[Dataset entries on figures]
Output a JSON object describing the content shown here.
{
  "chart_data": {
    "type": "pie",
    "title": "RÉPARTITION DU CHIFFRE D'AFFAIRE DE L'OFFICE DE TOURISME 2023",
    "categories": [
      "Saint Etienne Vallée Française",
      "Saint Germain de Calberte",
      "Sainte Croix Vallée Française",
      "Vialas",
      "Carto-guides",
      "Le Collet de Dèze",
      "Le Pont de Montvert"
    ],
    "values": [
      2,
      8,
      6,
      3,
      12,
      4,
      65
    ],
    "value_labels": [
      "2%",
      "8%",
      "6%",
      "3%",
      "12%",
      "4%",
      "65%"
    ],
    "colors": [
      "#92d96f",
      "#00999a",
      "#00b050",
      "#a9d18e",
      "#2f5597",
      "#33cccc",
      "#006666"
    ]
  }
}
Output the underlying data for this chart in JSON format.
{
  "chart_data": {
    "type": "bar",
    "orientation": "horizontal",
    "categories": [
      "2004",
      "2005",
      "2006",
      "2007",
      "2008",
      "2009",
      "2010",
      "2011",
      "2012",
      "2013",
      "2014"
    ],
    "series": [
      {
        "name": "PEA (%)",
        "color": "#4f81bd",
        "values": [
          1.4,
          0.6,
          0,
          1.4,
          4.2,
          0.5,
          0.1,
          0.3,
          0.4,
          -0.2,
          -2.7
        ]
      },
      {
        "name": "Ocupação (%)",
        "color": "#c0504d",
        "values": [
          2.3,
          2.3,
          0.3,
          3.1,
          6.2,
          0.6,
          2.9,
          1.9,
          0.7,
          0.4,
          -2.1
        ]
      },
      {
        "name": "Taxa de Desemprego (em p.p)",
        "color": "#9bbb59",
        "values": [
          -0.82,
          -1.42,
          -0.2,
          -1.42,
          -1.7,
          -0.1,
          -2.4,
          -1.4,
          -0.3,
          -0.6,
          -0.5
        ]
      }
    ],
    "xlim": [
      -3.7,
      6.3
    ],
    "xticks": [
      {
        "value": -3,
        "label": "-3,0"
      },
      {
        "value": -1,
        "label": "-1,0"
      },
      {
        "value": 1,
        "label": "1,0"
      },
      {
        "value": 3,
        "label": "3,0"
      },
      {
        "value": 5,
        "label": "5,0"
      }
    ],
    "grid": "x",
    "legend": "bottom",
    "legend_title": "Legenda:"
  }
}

STATED GOAL: Give the entries again in full, exactly as they are written.

FULL ANSWER:
Output a JSON object describing the content shown here.
{
  "chart_data": {
    "type": "pie",
    "title": "RÉPARTITION DU CHIFFRE D'AFFAIRE DE L'OFFICE DE TOURISME 2023",
    "categories": [
      "Saint Etienne Vallée Française",
      "Saint Germain de Calberte",
      "Sainte Croix Vallée Française",
      "Vialas",
      "Carto-guides",
      "Le Collet de Dèze",
      "Le Pont de Montvert"
    ],
    "values": [
      2,
      8,
      6,
      3,
      12,
      4,
      65
    ],
    "value_labels": [
      "2%",
      "8%",
      "6%",
      "3%",
      "12%",
      "4%",
      "65%"
    ],
    "colors": [
      "#92d96f",
      "#00999a",
      "#00b050",
      "#a9d18e",
      "#2f5597",
      "#33cccc",
      "#006666"
    ]
  }
}
Output the underlying data for this chart in JSON format.
{
  "chart_data": {
    "type": "bar",
    "orientation": "horizontal",
    "categories": [
      "2004",
      "2005",
      "2006",
      "2007",
      "2008",
      "2009",
      "2010",
      "2011",
      "2012",
      "2013",
      "2014"
    ],
    "series": [
      {
        "name": "PEA (%)",
        "color": "#4f81bd",
        "values": [
          1.4,
          0.6,
          0,
          1.4,
          4.2,
          0.5,
          0.1,
          0.3,
          0.4,
          -0.2,
          -2.7
        ]
      },
      {
        "name": "Ocupação (%)",
        "color": "#c0504d",
        "values": [
          2.3,
          2.3,
          0.3,
          3.1,
          6.2,
          0.6,
          2.9,
          1.9,
          0.7,
          0.4,
          -2.1
        ]
      },
      {
        "name": "Taxa de Desemprego (em p.p)",
        "color": "#9bbb59",
        "values": [
          -0.82,
          -1.42,
          -0.2,
          -1.42,
          -1.7,
          -0.1,
          -2.4,
          -1.4,
          -0.3,
          -0.6,
          -0.5
        ]
      }
    ],
    "xlim": [
      -3.7,
      6.3
    ],
    "xticks": [
      {
        "value": -3,
        "label": "-3,0"
      },
      {
        "value": -1,
        "label": "-1,0"
      },
      {
        "value": 1,
        "label": "1,0"
      },
      {
        "value": 3,
        "label": "3,0"
      },
      {
        "value": 5,
        "label": "5,0"
      }
    ],
    "grid": "x",
    "legend": "bottom",
    "legend_title": "Legenda:"
  }
}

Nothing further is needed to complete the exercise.